Dataset entries →
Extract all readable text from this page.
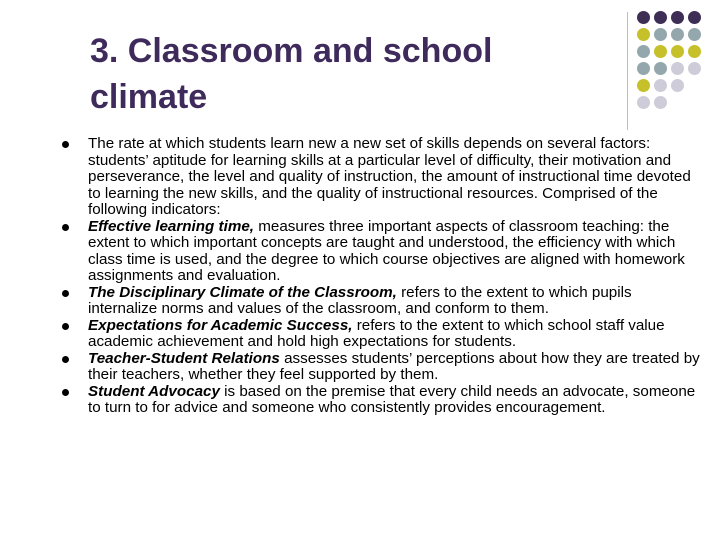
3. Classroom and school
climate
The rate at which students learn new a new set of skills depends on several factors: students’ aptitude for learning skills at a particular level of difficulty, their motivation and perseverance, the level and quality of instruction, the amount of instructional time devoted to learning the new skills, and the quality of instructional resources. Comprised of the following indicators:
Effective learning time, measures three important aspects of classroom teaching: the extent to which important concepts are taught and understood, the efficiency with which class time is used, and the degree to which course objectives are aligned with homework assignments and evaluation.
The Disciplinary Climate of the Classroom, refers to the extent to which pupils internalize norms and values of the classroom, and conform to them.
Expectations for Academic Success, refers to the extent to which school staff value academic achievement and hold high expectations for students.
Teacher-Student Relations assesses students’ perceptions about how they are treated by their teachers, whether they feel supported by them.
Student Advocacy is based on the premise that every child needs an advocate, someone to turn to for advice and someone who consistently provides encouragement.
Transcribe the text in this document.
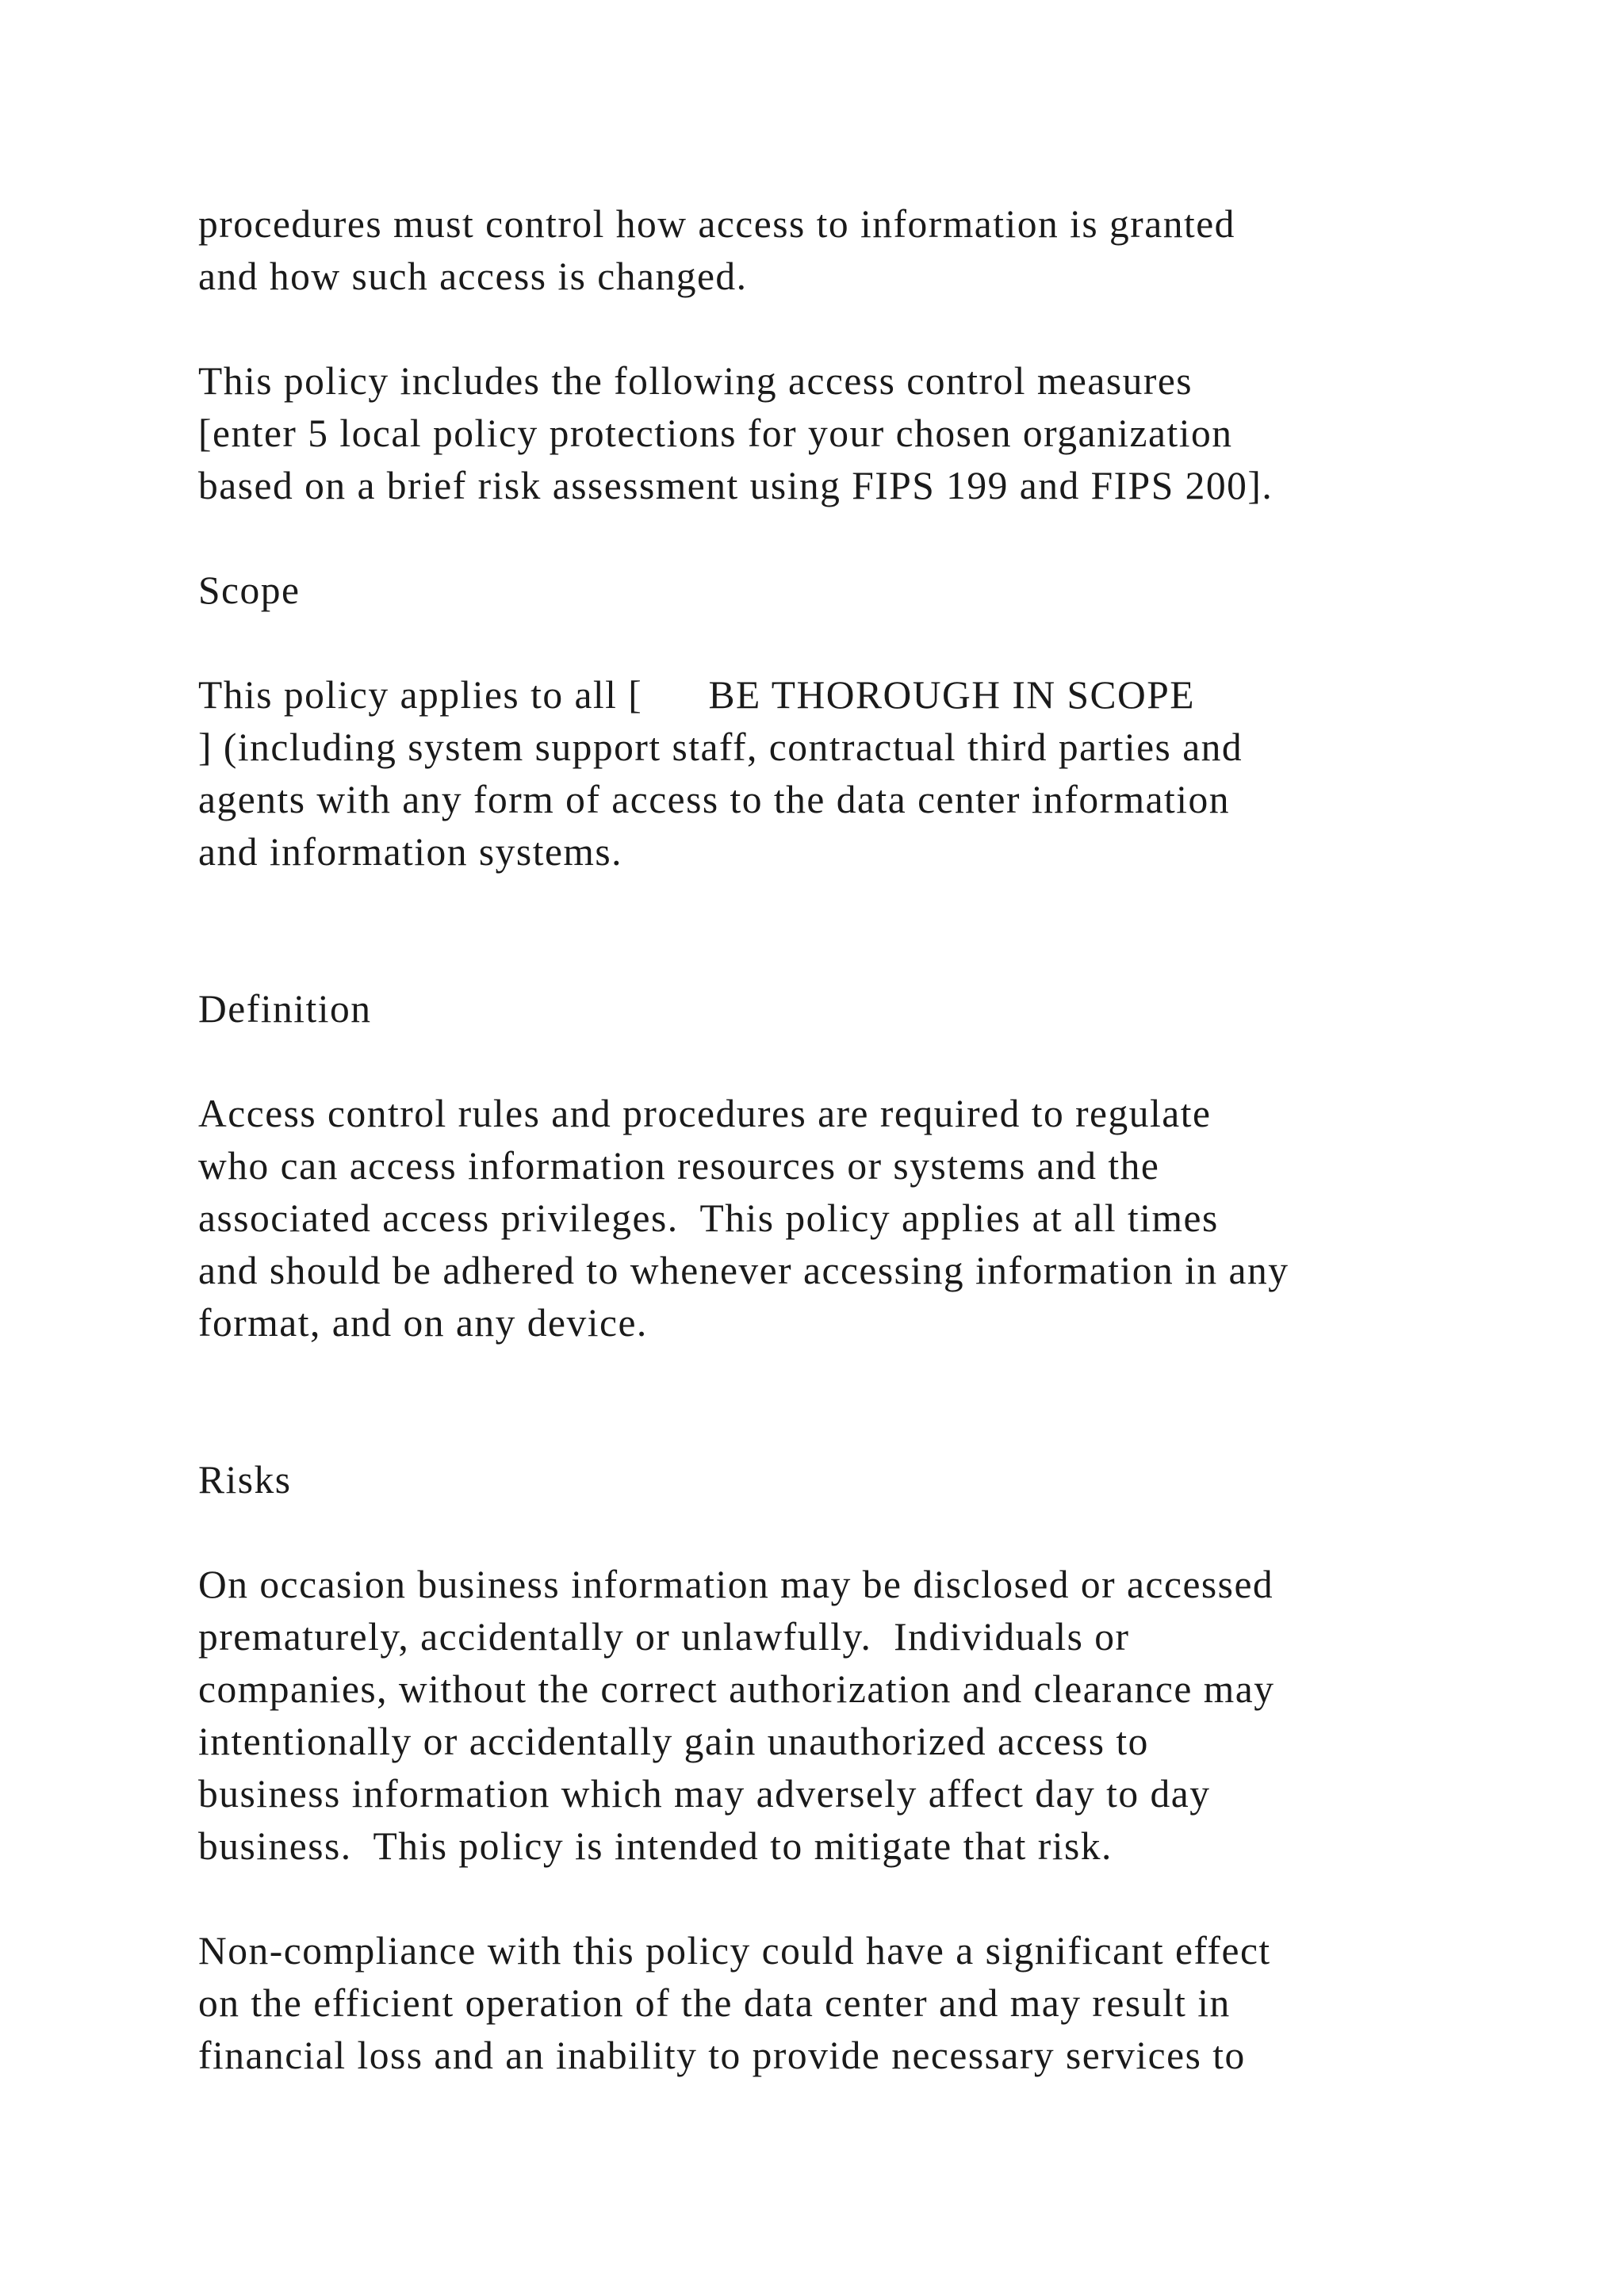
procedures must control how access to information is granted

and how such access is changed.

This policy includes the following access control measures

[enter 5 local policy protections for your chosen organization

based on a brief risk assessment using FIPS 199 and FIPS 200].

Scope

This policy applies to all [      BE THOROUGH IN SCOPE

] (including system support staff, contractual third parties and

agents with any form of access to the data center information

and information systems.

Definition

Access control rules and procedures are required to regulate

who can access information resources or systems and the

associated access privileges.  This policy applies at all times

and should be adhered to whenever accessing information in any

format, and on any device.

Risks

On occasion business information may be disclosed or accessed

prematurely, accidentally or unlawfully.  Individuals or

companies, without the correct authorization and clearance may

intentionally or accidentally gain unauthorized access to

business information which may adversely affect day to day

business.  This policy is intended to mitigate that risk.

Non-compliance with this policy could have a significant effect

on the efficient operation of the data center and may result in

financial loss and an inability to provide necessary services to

--

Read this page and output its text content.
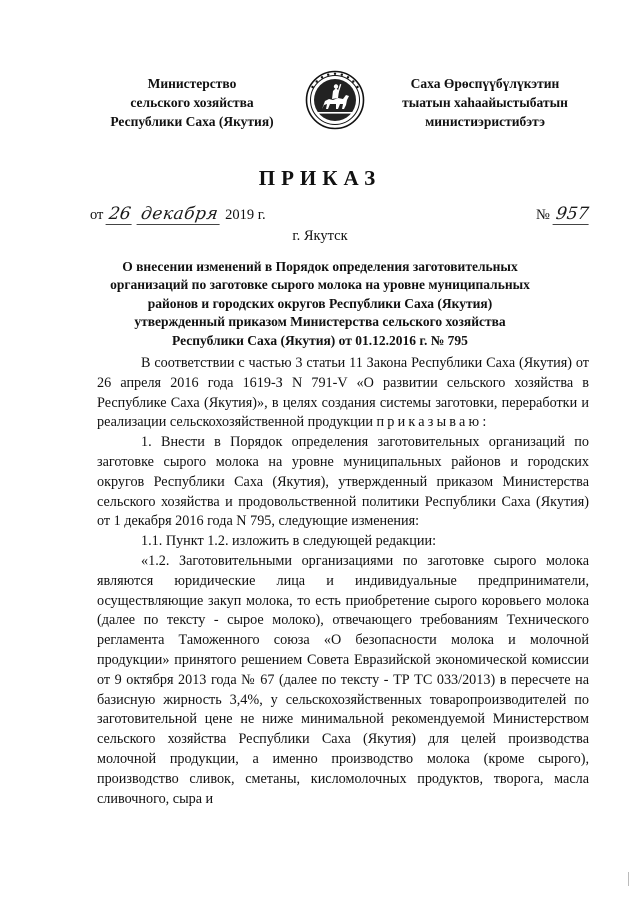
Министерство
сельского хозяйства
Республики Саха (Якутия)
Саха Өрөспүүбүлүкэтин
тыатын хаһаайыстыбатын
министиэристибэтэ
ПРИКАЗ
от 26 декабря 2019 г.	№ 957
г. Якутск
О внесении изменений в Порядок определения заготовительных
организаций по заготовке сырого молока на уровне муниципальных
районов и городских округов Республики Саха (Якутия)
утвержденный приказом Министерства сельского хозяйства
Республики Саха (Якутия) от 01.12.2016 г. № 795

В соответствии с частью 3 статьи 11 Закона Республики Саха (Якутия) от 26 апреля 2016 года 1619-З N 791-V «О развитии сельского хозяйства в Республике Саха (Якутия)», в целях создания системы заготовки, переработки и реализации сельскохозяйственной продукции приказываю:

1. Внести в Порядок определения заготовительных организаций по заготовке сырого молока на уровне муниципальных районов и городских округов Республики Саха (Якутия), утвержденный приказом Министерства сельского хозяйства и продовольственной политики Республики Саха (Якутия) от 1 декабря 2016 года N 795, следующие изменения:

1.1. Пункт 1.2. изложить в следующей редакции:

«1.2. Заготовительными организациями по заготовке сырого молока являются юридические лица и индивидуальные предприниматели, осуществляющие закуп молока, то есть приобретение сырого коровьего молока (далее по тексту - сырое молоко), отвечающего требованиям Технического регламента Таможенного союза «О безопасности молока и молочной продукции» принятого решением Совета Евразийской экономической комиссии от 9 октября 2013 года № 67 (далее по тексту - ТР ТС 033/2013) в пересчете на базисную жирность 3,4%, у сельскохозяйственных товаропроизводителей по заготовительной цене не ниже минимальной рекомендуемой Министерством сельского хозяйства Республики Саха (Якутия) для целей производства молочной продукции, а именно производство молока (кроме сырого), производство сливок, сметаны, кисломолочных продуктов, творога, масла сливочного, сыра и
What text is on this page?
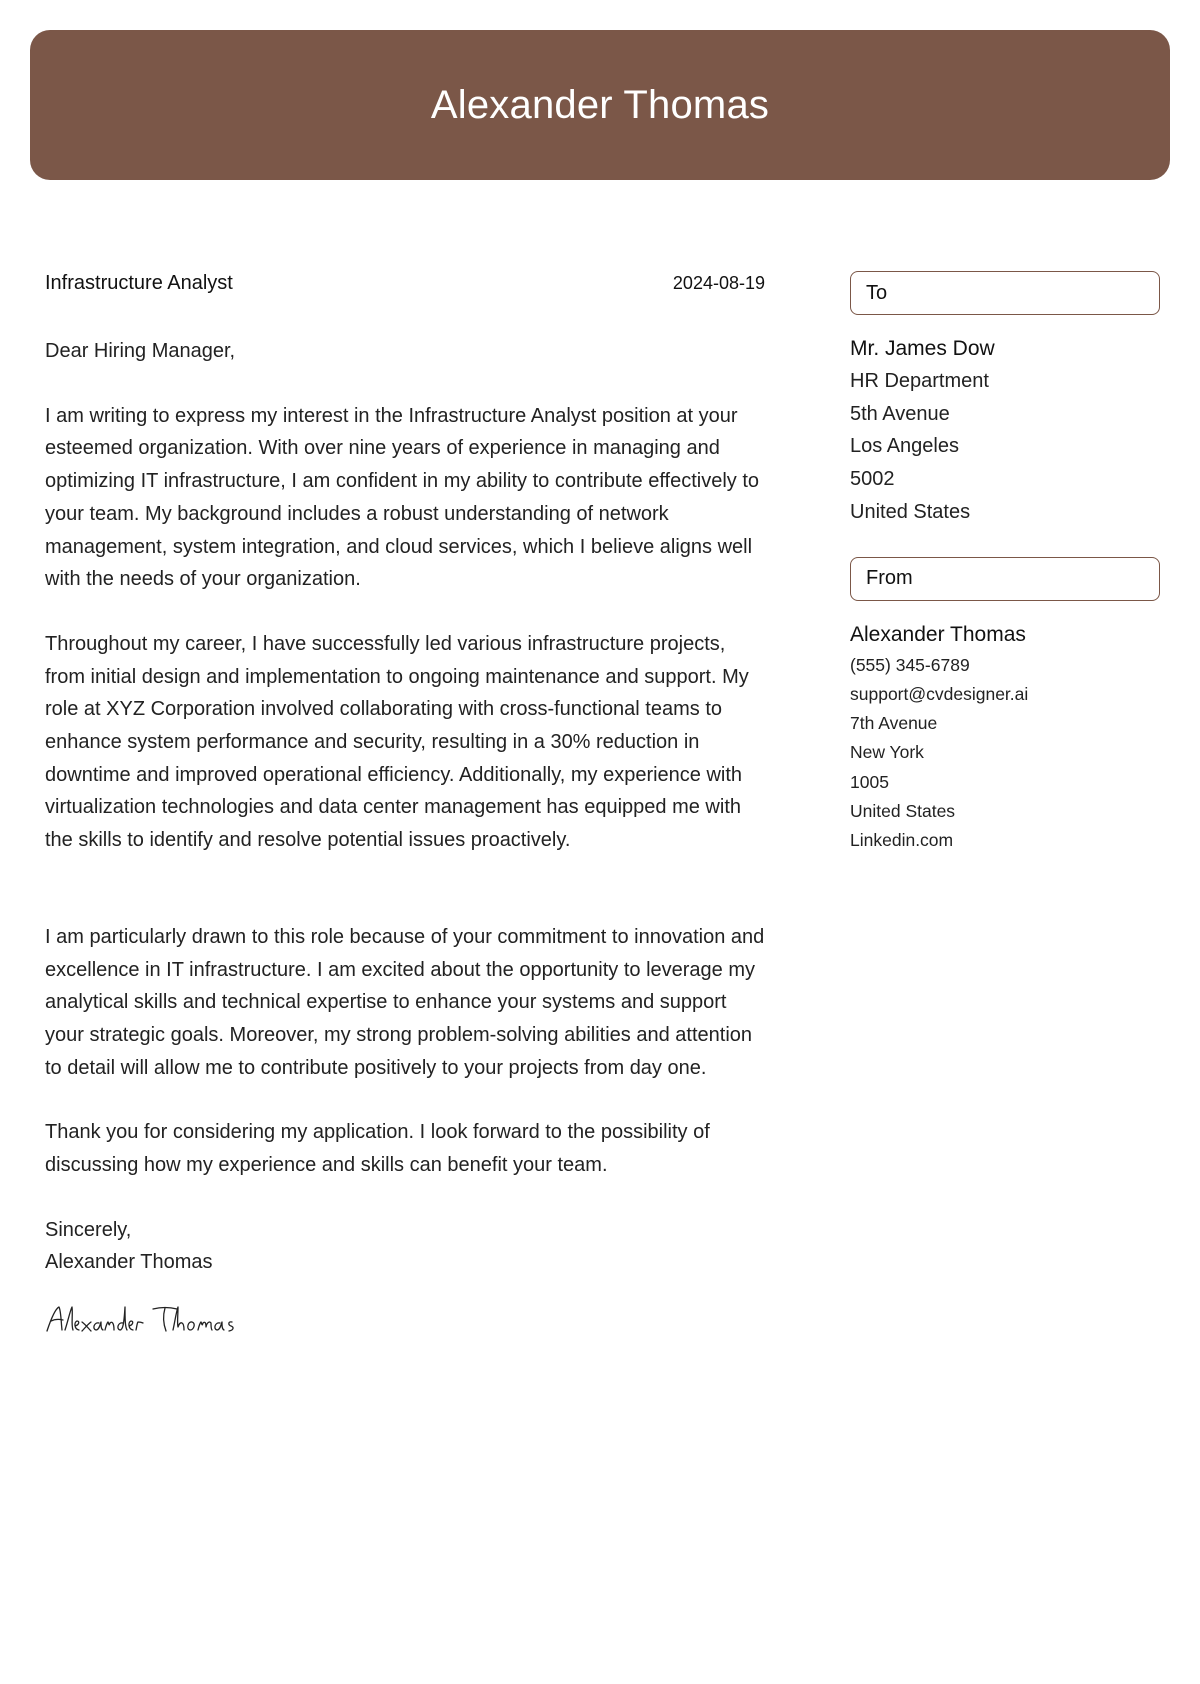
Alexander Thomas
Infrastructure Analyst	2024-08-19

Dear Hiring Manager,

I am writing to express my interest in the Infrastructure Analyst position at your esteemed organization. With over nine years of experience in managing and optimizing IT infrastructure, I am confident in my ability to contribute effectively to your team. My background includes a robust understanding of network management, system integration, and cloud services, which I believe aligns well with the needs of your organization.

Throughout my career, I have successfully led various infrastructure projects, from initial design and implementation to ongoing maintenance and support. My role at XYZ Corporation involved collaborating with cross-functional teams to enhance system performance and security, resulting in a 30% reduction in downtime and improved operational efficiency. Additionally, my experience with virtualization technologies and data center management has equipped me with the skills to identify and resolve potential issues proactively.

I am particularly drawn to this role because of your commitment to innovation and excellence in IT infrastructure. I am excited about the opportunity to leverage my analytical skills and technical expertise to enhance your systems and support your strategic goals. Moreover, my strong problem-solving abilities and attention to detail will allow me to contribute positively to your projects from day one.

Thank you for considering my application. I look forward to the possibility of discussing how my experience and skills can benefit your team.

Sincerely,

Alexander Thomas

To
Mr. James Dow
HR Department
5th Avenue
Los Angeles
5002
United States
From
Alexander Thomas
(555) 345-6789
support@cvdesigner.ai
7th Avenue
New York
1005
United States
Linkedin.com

Short task → Scan the records for the string "organization". Copy each line in which it appears.

The response →
[enter 5 local policy protections for your chosen organization
I am writing to express my interest in the Infrastructure Analyst position at your esteemed organization. With over nine years of experience in managing and optimizing IT infrastructure, I am confident in my ability to contribute effectively to your team. My background includes a robust understanding of network management, system integration, and cloud services, which I believe aligns well with the needs of your organization.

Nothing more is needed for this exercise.